* INSTRUCTION *
Show, in full, each line of the data that contains "测量方法与结果的准确度".

-*-*-

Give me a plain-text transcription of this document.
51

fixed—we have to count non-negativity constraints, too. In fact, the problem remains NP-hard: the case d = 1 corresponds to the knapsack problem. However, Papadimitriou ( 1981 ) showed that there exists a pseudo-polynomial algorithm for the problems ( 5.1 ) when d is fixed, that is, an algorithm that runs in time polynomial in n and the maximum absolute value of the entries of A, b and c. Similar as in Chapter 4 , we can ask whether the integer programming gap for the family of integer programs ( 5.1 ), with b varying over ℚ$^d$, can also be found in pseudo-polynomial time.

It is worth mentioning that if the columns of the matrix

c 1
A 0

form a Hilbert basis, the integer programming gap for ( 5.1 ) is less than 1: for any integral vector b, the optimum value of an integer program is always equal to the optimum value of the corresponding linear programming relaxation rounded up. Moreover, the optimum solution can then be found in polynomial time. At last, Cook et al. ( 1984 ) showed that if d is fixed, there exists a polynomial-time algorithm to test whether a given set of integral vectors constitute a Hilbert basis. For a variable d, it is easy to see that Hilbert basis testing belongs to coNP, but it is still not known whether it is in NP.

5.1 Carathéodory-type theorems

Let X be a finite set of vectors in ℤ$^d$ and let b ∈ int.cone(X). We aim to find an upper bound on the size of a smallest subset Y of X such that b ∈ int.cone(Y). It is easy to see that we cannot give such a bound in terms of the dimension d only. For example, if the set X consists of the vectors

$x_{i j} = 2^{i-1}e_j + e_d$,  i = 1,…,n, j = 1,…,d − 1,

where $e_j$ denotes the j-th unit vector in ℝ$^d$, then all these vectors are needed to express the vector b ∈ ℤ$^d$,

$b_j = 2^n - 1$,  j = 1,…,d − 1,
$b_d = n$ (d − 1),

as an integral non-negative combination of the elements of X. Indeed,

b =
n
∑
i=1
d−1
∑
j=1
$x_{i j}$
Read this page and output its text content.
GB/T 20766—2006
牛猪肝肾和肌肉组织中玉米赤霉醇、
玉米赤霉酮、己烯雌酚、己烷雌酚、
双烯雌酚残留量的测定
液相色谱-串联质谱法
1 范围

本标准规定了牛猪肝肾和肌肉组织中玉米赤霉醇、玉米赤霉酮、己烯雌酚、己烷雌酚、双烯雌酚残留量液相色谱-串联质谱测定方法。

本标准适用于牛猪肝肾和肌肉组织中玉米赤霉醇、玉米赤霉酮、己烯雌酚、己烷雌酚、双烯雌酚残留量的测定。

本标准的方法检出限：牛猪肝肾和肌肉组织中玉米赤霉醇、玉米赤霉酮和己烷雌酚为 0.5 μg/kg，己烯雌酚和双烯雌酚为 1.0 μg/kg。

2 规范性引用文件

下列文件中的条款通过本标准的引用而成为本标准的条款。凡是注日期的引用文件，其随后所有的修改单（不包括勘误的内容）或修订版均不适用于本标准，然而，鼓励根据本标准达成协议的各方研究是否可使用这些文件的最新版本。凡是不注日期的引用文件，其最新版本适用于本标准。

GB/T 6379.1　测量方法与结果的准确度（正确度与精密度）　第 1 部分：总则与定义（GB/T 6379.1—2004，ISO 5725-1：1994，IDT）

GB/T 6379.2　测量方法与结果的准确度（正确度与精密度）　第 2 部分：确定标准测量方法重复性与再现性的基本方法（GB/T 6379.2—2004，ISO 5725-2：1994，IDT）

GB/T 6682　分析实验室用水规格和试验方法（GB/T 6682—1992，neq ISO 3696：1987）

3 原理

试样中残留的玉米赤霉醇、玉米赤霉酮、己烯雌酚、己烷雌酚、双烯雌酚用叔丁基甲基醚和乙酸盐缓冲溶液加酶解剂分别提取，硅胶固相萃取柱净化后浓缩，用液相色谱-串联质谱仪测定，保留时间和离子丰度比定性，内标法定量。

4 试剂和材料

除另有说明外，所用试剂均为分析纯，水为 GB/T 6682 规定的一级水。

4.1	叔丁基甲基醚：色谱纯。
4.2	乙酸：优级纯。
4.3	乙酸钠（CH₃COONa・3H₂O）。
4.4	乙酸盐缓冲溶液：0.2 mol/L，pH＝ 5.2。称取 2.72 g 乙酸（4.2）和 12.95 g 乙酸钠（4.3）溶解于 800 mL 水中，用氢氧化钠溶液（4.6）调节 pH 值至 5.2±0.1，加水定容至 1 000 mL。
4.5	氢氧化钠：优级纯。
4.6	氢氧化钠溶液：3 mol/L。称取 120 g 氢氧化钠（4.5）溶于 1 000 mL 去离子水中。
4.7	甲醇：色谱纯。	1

-*-*-

* RIGHT ANSWER *
GB/T 6379.1　测量方法与结果的准确度（正确度与精密度）　第 1 部分：总则与定义（GB/T 6379.1—2004，ISO 5725-1：1994，IDT）
GB/T 6379.2　测量方法与结果的准确度（正确度与精密度）　第 2 部分：确定标准测量方法重复性与再现性的基本方法（GB/T 6379.2—2004，ISO 5725-2：1994，IDT）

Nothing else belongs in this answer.